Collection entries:
----------

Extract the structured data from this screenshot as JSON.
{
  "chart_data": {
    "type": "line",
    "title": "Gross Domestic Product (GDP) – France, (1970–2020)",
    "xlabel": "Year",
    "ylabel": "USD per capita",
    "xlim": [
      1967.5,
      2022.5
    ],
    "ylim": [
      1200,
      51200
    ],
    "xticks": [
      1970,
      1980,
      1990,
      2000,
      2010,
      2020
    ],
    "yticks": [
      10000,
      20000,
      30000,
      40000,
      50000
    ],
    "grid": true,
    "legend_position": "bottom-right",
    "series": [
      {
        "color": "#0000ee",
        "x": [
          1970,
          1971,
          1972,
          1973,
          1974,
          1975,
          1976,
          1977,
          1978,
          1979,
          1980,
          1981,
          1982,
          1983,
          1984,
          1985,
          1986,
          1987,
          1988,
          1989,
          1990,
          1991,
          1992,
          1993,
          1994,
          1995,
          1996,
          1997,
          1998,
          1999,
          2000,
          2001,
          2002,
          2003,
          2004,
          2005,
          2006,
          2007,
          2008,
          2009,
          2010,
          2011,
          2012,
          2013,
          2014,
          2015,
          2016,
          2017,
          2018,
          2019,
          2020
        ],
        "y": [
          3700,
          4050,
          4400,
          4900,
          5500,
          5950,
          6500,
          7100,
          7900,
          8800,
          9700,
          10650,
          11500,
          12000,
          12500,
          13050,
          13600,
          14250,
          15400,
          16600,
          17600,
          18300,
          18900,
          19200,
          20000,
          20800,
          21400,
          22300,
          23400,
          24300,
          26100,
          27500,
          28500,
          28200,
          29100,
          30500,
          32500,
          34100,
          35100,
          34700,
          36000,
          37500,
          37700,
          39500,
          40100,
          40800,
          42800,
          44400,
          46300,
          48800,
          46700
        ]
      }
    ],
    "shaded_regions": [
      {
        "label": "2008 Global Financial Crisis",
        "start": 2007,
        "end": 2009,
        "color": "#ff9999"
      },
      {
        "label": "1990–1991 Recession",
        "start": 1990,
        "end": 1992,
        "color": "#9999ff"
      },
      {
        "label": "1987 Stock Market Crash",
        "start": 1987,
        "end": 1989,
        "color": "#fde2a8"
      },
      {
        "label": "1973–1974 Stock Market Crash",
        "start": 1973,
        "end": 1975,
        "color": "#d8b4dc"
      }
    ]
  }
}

----------

◆ Job: Isolate the lines above that contain the word "Crash" and copy them.

◆ Answer in full:
        "label": "1987 Stock Market Crash",
        "label": "1973–1974 Stock Market Crash",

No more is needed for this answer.